* _Data excerpts_:
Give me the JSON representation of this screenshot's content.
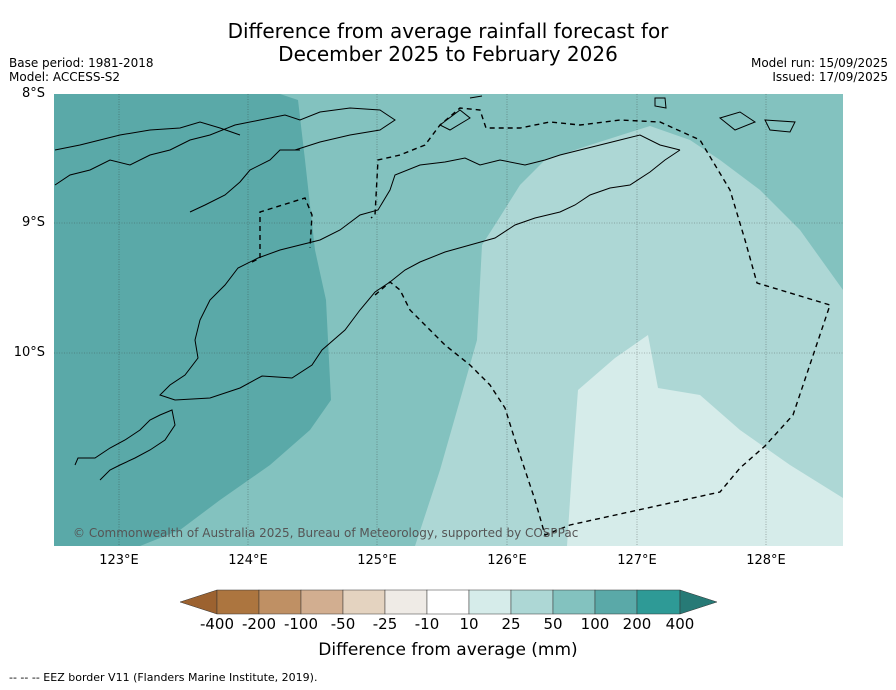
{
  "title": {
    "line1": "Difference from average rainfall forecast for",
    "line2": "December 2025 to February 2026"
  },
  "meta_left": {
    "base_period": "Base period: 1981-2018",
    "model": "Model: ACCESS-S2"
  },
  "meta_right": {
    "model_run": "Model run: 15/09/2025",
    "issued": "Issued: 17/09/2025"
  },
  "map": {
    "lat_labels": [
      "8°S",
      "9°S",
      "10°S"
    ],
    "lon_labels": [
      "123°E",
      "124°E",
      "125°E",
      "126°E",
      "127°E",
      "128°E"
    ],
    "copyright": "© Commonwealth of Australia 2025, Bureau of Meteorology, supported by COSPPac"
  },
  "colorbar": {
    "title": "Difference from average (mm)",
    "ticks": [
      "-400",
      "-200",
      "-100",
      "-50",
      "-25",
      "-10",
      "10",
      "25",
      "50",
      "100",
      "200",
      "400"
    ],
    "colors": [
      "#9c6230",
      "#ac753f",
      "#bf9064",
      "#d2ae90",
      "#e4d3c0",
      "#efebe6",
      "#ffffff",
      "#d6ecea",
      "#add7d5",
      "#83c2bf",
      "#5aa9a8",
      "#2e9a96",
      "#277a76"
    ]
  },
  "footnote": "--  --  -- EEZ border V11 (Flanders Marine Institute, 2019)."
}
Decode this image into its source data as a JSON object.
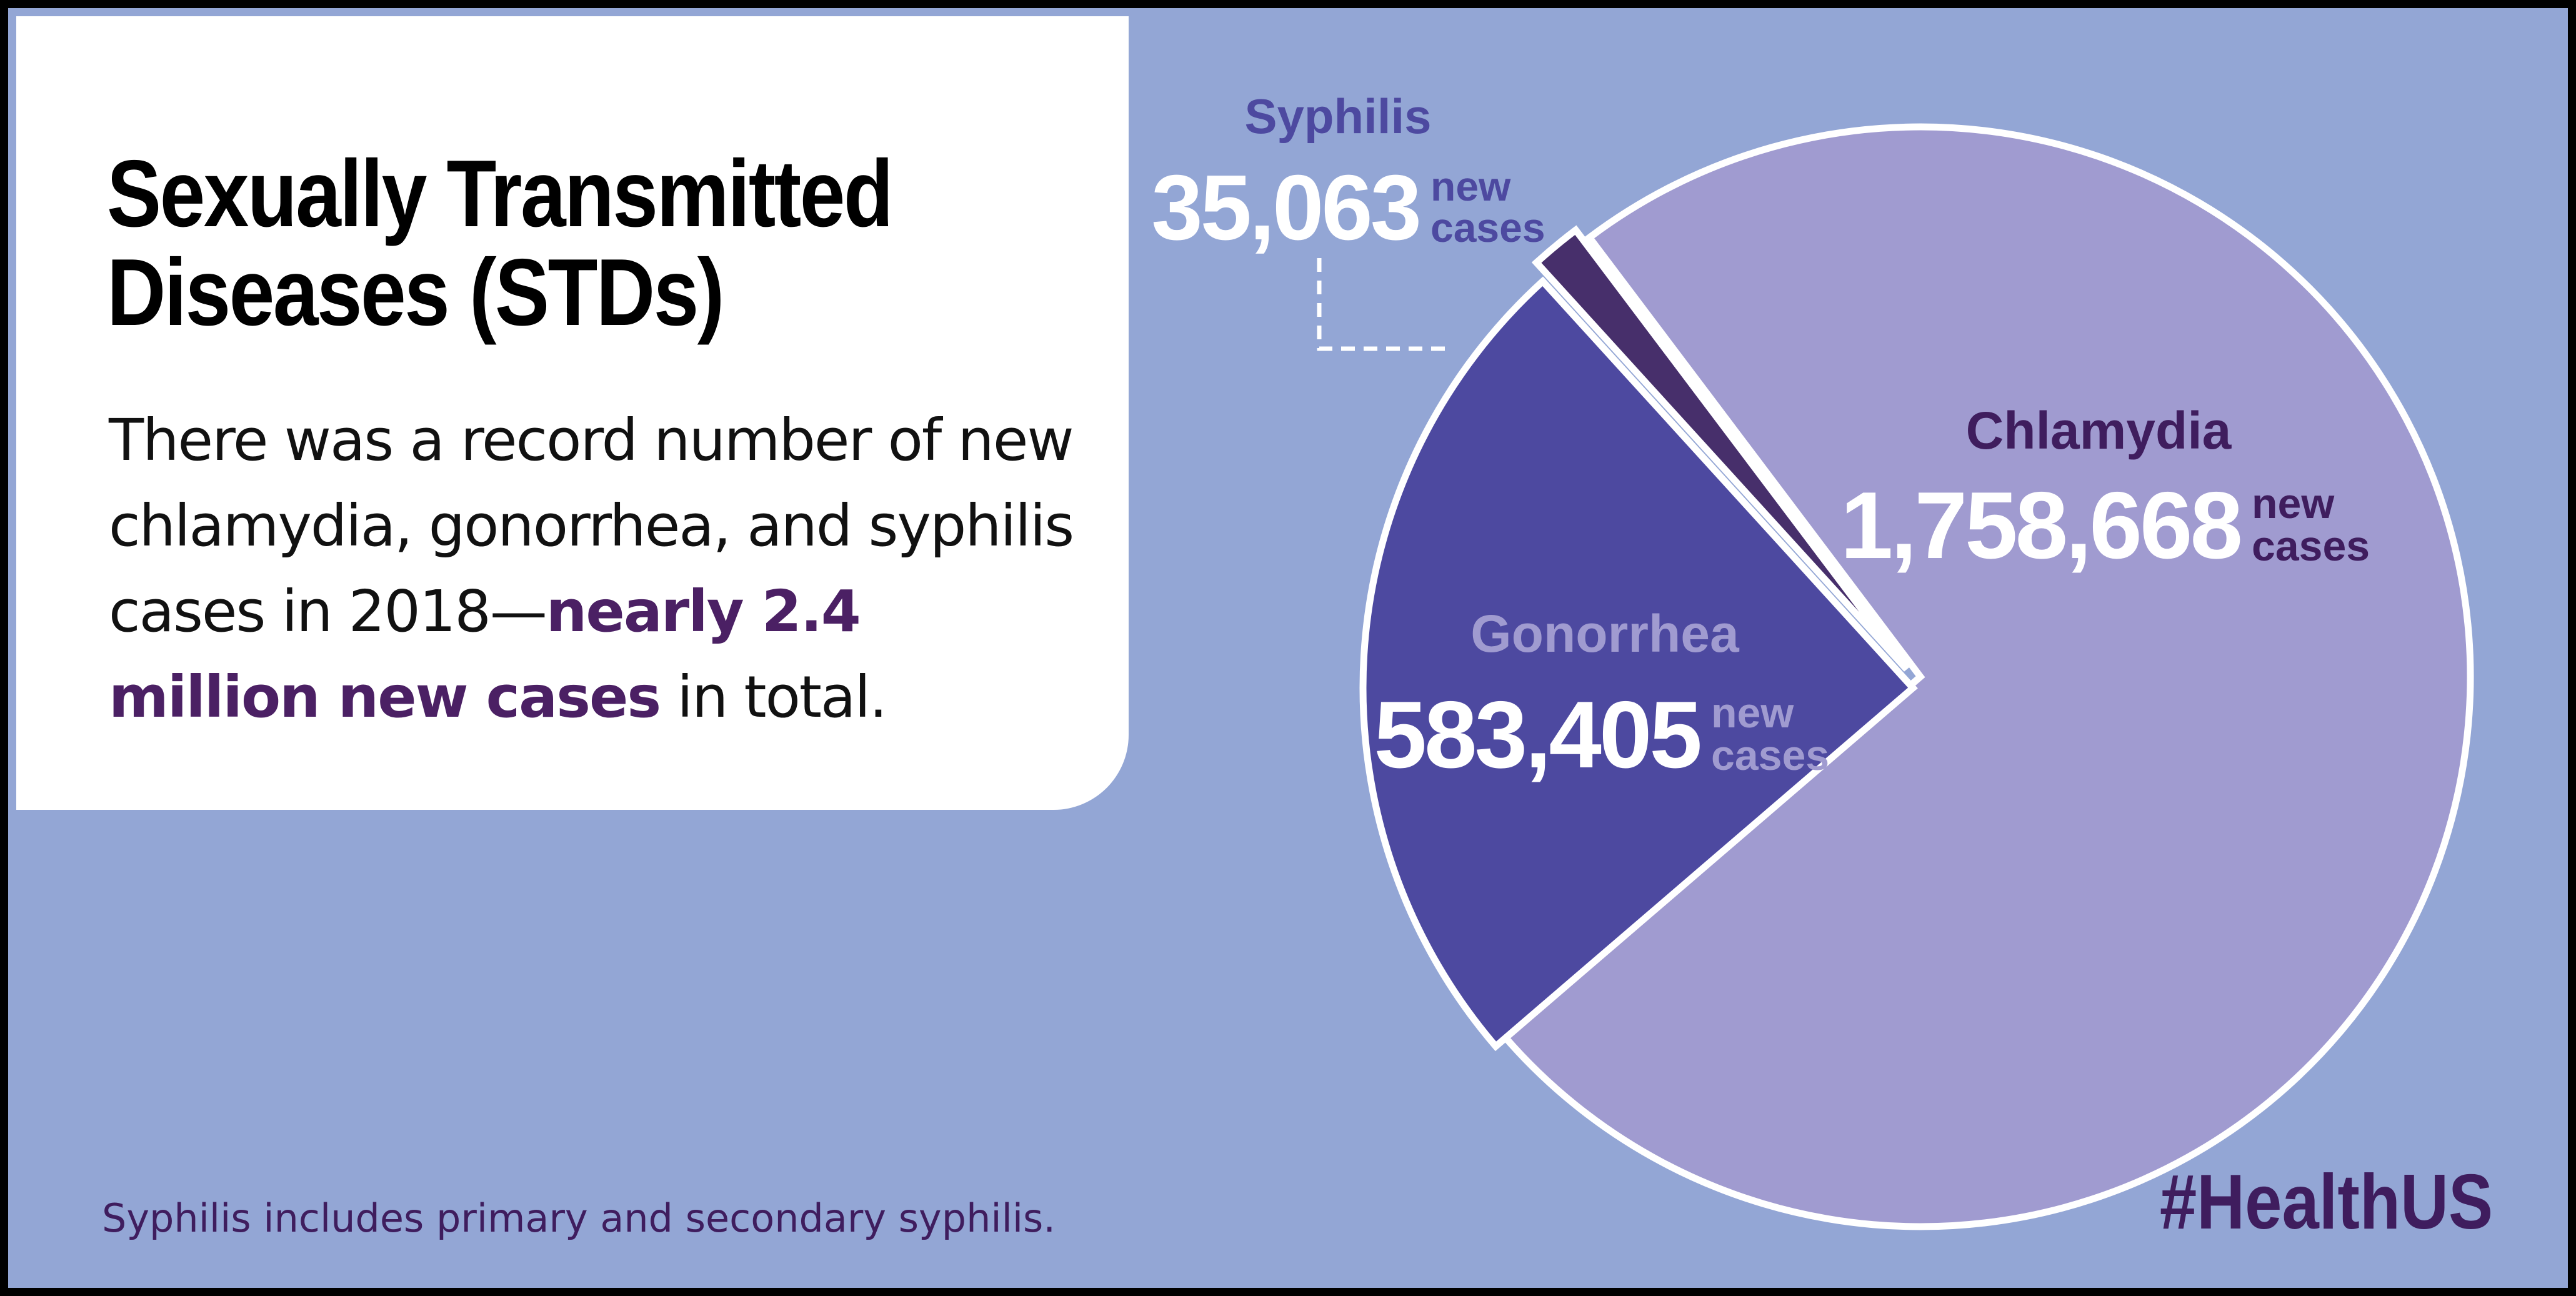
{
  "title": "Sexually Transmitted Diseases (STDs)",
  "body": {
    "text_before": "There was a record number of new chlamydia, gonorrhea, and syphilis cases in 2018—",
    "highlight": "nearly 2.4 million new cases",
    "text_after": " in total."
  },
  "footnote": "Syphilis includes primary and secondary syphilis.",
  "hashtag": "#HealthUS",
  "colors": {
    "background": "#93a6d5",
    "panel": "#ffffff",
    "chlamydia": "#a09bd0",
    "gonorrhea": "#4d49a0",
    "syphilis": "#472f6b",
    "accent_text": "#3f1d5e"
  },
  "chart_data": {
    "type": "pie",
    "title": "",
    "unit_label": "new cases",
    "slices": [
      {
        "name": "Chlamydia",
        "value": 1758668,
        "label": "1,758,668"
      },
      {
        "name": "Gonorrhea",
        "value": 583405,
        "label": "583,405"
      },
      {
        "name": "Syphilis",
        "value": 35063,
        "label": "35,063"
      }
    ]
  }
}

* _Requirement_: State the number of lines that contain the string "name", with no other words.

* _Solution for this exercise_: 3